Here are some entries; quote each one exactly.

_ _ _ _ _

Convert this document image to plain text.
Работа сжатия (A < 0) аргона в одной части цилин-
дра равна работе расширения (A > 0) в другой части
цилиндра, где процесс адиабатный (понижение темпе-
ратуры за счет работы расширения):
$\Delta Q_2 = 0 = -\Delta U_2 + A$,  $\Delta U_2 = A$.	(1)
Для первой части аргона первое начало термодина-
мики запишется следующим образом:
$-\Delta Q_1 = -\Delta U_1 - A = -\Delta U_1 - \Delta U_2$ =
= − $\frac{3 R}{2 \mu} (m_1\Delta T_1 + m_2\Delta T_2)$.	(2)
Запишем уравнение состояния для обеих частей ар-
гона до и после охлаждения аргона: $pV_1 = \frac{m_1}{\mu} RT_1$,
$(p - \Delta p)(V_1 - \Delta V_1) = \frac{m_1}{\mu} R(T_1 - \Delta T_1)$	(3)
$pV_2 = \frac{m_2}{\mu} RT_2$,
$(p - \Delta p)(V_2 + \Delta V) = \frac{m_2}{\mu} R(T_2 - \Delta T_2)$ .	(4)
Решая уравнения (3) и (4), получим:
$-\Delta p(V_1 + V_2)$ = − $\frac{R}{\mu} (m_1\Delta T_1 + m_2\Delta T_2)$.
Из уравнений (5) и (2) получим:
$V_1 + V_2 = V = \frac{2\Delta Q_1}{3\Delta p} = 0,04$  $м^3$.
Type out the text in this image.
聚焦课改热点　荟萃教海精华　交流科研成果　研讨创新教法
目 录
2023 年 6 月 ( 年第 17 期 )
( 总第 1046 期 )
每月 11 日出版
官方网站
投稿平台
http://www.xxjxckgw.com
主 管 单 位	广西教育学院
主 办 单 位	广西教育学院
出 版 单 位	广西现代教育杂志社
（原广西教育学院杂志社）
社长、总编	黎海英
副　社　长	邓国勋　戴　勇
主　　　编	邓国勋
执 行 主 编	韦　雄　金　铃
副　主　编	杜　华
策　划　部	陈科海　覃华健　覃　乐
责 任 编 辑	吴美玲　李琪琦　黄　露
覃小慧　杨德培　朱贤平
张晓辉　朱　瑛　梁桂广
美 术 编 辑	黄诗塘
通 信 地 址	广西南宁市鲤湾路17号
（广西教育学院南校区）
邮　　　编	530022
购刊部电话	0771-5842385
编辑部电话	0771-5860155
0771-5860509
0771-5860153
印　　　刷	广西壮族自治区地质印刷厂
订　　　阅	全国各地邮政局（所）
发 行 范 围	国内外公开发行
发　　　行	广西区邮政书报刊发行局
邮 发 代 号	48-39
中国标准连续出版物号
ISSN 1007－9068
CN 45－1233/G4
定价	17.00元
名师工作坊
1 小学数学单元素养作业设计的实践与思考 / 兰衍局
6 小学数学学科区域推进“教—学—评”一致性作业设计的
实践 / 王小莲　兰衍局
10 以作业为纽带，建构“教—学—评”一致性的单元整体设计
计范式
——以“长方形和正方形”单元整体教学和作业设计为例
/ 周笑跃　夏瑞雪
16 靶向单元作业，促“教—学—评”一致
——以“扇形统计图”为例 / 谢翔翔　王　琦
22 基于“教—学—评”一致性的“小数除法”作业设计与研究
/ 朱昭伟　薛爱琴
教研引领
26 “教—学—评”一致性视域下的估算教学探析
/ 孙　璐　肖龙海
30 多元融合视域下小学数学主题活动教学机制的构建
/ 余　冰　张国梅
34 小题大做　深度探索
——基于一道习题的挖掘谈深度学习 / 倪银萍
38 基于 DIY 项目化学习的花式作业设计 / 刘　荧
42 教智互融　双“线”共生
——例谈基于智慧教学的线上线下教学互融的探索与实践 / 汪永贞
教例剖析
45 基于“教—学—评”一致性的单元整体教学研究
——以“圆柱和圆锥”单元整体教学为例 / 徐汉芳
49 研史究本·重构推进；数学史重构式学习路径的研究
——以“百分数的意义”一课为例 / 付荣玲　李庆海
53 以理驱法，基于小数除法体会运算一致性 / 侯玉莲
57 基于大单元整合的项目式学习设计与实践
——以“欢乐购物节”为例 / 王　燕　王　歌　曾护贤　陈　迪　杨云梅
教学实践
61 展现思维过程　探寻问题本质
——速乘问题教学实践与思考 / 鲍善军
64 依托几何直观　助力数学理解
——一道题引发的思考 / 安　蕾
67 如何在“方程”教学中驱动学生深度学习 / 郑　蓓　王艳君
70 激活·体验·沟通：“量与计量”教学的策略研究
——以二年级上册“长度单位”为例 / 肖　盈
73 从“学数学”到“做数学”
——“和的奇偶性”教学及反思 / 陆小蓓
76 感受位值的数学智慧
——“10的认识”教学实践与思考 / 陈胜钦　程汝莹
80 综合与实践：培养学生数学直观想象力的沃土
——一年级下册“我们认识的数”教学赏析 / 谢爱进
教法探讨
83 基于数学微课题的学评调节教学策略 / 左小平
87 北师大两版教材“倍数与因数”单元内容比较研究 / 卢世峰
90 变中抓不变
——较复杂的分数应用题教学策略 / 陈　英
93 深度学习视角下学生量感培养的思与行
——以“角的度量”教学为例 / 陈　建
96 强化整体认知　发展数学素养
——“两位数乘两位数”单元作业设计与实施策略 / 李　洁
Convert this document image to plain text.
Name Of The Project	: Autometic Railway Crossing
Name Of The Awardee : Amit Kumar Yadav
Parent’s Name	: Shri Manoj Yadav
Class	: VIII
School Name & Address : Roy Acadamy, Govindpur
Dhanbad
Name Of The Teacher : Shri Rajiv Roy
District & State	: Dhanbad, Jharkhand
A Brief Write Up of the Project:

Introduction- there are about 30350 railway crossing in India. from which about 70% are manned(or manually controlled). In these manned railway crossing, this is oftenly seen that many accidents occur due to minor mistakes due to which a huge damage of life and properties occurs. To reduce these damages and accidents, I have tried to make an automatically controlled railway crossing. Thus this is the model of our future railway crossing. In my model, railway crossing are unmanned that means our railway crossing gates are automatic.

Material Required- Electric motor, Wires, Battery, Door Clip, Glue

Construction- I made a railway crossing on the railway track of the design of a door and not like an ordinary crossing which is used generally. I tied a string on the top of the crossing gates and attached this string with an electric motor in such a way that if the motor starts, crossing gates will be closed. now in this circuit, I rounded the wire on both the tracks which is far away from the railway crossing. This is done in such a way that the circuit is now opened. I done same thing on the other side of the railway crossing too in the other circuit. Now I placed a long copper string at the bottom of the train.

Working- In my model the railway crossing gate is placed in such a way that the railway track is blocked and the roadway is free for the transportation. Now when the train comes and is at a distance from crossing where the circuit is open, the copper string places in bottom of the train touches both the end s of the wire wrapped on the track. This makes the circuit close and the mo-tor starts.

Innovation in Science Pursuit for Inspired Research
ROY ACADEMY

_ _ _ _ _

■ Result for this exercise:
Convert this document image to plain text.
Работа сжатия (A < 0) аргона в одной части цилин-
дра равна работе расширения (A > 0) в другой части
цилиндра, где процесс адиабатный (понижение темпе-
ратуры за счет работы расширения):
$\Delta Q_2 = 0 = -\Delta U_2 + A$,  $\Delta U_2 = A$.	(1)
Для первой части аргона первое начало термодина-
мики запишется следующим образом:
$-\Delta Q_1 = -\Delta U_1 - A = -\Delta U_1 - \Delta U_2$ =
= − $\frac{3 R}{2 \mu} (m_1\Delta T_1 + m_2\Delta T_2)$.	(2)
Запишем уравнение состояния для обеих частей ар-
гона до и после охлаждения аргона: $pV_1 = \frac{m_1}{\mu} RT_1$,
$(p - \Delta p)(V_1 - \Delta V_1) = \frac{m_1}{\mu} R(T_1 - \Delta T_1)$	(3)
$pV_2 = \frac{m_2}{\mu} RT_2$,
$(p - \Delta p)(V_2 + \Delta V) = \frac{m_2}{\mu} R(T_2 - \Delta T_2)$ .	(4)
Решая уравнения (3) и (4), получим:
$-\Delta p(V_1 + V_2)$ = − $\frac{R}{\mu} (m_1\Delta T_1 + m_2\Delta T_2)$.
Из уравнений (5) и (2) получим:
$V_1 + V_2 = V = \frac{2\Delta Q_1}{3\Delta p} = 0,04$  $м^3$.
Type out the text in this image.
聚焦课改热点　荟萃教海精华　交流科研成果　研讨创新教法
目 录
2023 年 6 月 ( 年第 17 期 )
( 总第 1046 期 )
每月 11 日出版
官方网站
投稿平台
http://www.xxjxckgw.com
主 管 单 位	广西教育学院
主 办 单 位	广西教育学院
出 版 单 位	广西现代教育杂志社
（原广西教育学院杂志社）
社长、总编	黎海英
副　社　长	邓国勋　戴　勇
主　　　编	邓国勋
执 行 主 编	韦　雄　金　铃
副　主　编	杜　华
策　划　部	陈科海　覃华健　覃　乐
责 任 编 辑	吴美玲　李琪琦　黄　露
覃小慧　杨德培　朱贤平
张晓辉　朱　瑛　梁桂广
美 术 编 辑	黄诗塘
通 信 地 址	广西南宁市鲤湾路17号
（广西教育学院南校区）
邮　　　编	530022
购刊部电话	0771-5842385
编辑部电话	0771-5860155
0771-5860509
0771-5860153
印　　　刷	广西壮族自治区地质印刷厂
订　　　阅	全国各地邮政局（所）
发 行 范 围	国内外公开发行
发　　　行	广西区邮政书报刊发行局
邮 发 代 号	48-39
中国标准连续出版物号
ISSN 1007－9068
CN 45－1233/G4
定价	17.00元
名师工作坊
1 小学数学单元素养作业设计的实践与思考 / 兰衍局
6 小学数学学科区域推进“教—学—评”一致性作业设计的
实践 / 王小莲　兰衍局
10 以作业为纽带，建构“教—学—评”一致性的单元整体设计
计范式
——以“长方形和正方形”单元整体教学和作业设计为例
/ 周笑跃　夏瑞雪
16 靶向单元作业，促“教—学—评”一致
——以“扇形统计图”为例 / 谢翔翔　王　琦
22 基于“教—学—评”一致性的“小数除法”作业设计与研究
/ 朱昭伟　薛爱琴
教研引领
26 “教—学—评”一致性视域下的估算教学探析
/ 孙　璐　肖龙海
30 多元融合视域下小学数学主题活动教学机制的构建
/ 余　冰　张国梅
34 小题大做　深度探索
——基于一道习题的挖掘谈深度学习 / 倪银萍
38 基于 DIY 项目化学习的花式作业设计 / 刘　荧
42 教智互融　双“线”共生
——例谈基于智慧教学的线上线下教学互融的探索与实践 / 汪永贞
教例剖析
45 基于“教—学—评”一致性的单元整体教学研究
——以“圆柱和圆锥”单元整体教学为例 / 徐汉芳
49 研史究本·重构推进；数学史重构式学习路径的研究
——以“百分数的意义”一课为例 / 付荣玲　李庆海
53 以理驱法，基于小数除法体会运算一致性 / 侯玉莲
57 基于大单元整合的项目式学习设计与实践
——以“欢乐购物节”为例 / 王　燕　王　歌　曾护贤　陈　迪　杨云梅
教学实践
61 展现思维过程　探寻问题本质
——速乘问题教学实践与思考 / 鲍善军
64 依托几何直观　助力数学理解
——一道题引发的思考 / 安　蕾
67 如何在“方程”教学中驱动学生深度学习 / 郑　蓓　王艳君
70 激活·体验·沟通：“量与计量”教学的策略研究
——以二年级上册“长度单位”为例 / 肖　盈
73 从“学数学”到“做数学”
——“和的奇偶性”教学及反思 / 陆小蓓
76 感受位值的数学智慧
——“10的认识”教学实践与思考 / 陈胜钦　程汝莹
80 综合与实践：培养学生数学直观想象力的沃土
——一年级下册“我们认识的数”教学赏析 / 谢爱进
教法探讨
83 基于数学微课题的学评调节教学策略 / 左小平
87 北师大两版教材“倍数与因数”单元内容比较研究 / 卢世峰
90 变中抓不变
——较复杂的分数应用题教学策略 / 陈　英
93 深度学习视角下学生量感培养的思与行
——以“角的度量”教学为例 / 陈　建
96 强化整体认知　发展数学素养
——“两位数乘两位数”单元作业设计与实施策略 / 李　洁
Convert this document image to plain text.
Name Of The Project	: Autometic Railway Crossing
Name Of The Awardee : Amit Kumar Yadav
Parent’s Name	: Shri Manoj Yadav
Class	: VIII
School Name & Address : Roy Acadamy, Govindpur
Dhanbad
Name Of The Teacher : Shri Rajiv Roy
District & State	: Dhanbad, Jharkhand
A Brief Write Up of the Project:

Introduction- there are about 30350 railway crossing in India. from which about 70% are manned(or manually controlled). In these manned railway crossing, this is oftenly seen that many accidents occur due to minor mistakes due to which a huge damage of life and properties occurs. To reduce these damages and accidents, I have tried to make an automatically controlled railway crossing. Thus this is the model of our future railway crossing. In my model, railway crossing are unmanned that means our railway crossing gates are automatic.

Material Required- Electric motor, Wires, Battery, Door Clip, Glue

Construction- I made a railway crossing on the railway track of the design of a door and not like an ordinary crossing which is used generally. I tied a string on the top of the crossing gates and attached this string with an electric motor in such a way that if the motor starts, crossing gates will be closed. now in this circuit, I rounded the wire on both the tracks which is far away from the railway crossing. This is done in such a way that the circuit is now opened. I done same thing on the other side of the railway crossing too in the other circuit. Now I placed a long copper string at the bottom of the train.

Working- In my model the railway crossing gate is placed in such a way that the railway track is blocked and the roadway is free for the transportation. Now when the train comes and is at a distance from crossing where the circuit is open, the copper string places in bottom of the train touches both the end s of the wire wrapped on the track. This makes the circuit close and the mo-tor starts.

Innovation in Science Pursuit for Inspired Research
ROY ACADEMY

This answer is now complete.